-- START OF Entries supplied --
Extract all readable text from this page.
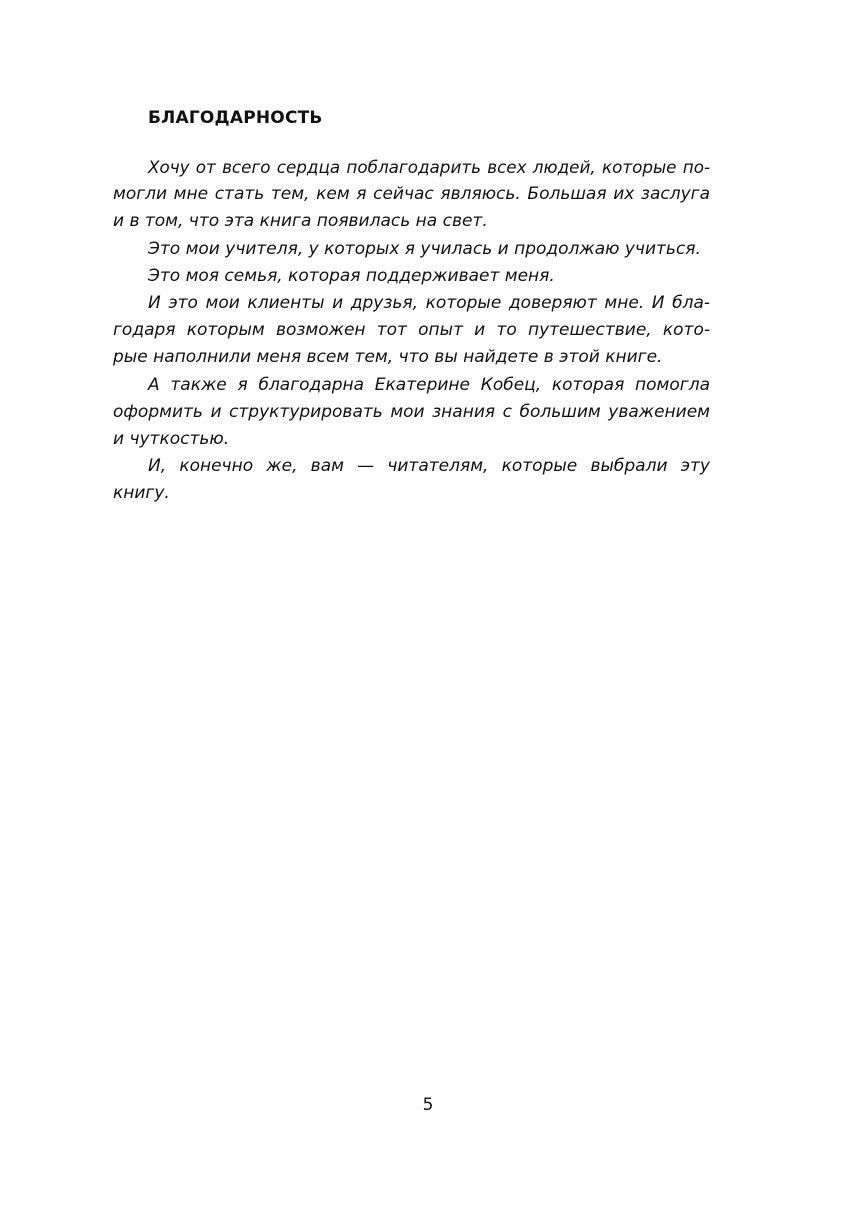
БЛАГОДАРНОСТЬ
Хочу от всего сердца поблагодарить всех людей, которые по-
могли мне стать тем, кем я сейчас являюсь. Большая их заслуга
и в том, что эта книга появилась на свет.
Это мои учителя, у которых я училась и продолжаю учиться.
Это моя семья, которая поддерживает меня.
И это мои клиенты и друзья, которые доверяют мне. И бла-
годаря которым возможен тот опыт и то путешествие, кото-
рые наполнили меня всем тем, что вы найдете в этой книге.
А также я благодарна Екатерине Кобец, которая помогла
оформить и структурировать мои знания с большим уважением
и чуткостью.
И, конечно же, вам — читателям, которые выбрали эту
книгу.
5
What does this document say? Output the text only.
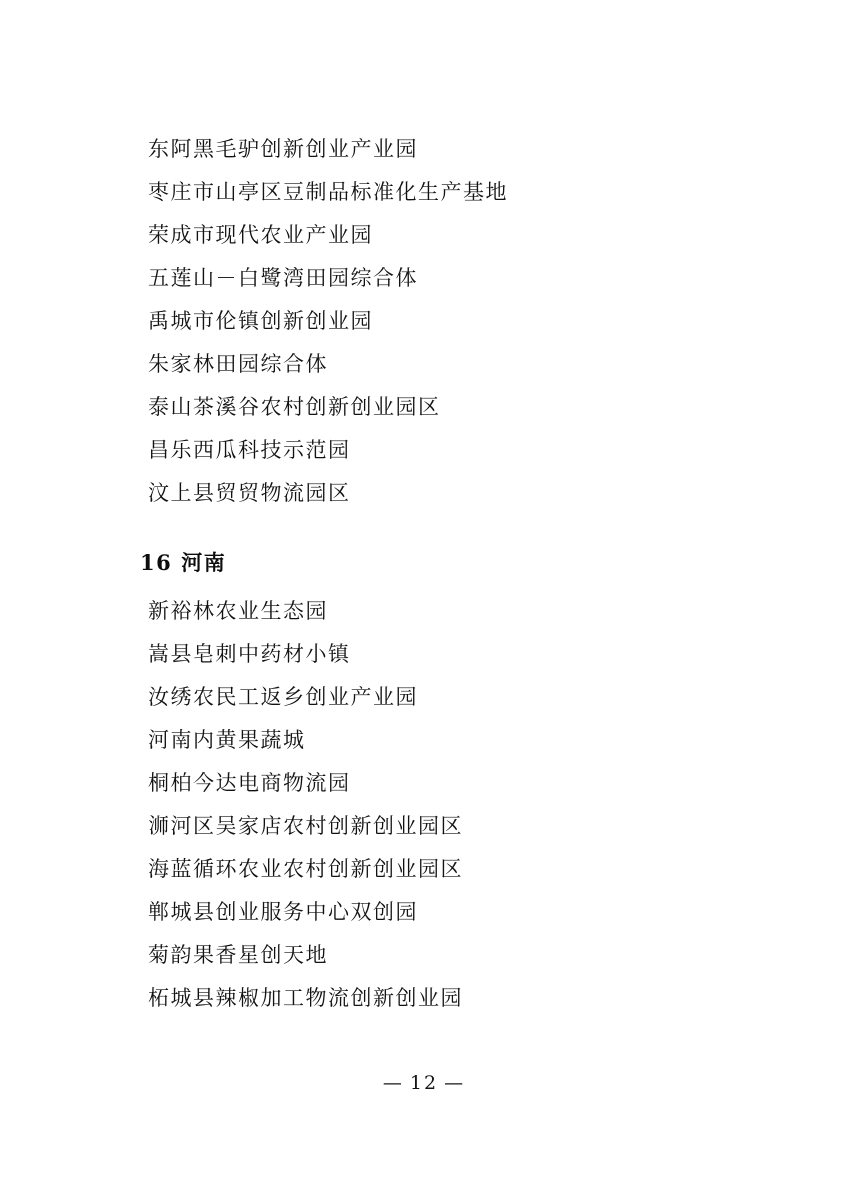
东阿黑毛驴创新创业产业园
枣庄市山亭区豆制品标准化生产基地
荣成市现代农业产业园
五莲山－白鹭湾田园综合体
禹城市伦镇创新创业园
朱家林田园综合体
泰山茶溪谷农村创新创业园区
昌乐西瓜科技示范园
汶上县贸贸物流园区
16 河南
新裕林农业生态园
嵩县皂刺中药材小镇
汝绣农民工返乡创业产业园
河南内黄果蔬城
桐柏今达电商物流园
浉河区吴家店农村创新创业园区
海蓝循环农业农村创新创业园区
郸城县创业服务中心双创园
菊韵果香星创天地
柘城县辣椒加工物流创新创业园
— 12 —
-- END OF Entries supplied --
Written task »
Where a line holds "которые", copy it out.

Written response »
Хочу от всего сердца поблагодарить всех людей, которые по-
И это мои клиенты и друзья, которые доверяют мне. И бла-
И, конечно же, вам — читателям, которые выбрали эту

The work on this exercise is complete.